- **Structured figure records**
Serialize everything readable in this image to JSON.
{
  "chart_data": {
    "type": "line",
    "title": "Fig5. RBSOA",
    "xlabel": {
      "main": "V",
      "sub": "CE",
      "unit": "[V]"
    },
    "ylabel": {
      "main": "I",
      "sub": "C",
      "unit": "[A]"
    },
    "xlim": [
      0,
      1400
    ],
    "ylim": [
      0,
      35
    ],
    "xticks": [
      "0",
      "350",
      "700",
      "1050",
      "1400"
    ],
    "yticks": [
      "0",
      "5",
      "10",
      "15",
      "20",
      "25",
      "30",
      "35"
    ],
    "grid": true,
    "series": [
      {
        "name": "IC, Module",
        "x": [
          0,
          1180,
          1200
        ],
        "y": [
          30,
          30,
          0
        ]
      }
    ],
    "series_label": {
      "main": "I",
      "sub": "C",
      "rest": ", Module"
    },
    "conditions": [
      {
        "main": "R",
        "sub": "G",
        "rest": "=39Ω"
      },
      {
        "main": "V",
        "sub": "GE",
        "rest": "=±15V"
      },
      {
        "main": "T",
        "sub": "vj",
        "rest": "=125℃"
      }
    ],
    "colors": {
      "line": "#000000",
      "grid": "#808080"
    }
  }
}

- **WHAT THE EXERCISE ASKS**
Check each line above for "rest" and return the ones that have it.

- **OUTPUT**
      "rest": ", Module"
        "rest": "=39Ω"
        "rest": "=±15V"
        "rest": "=125℃"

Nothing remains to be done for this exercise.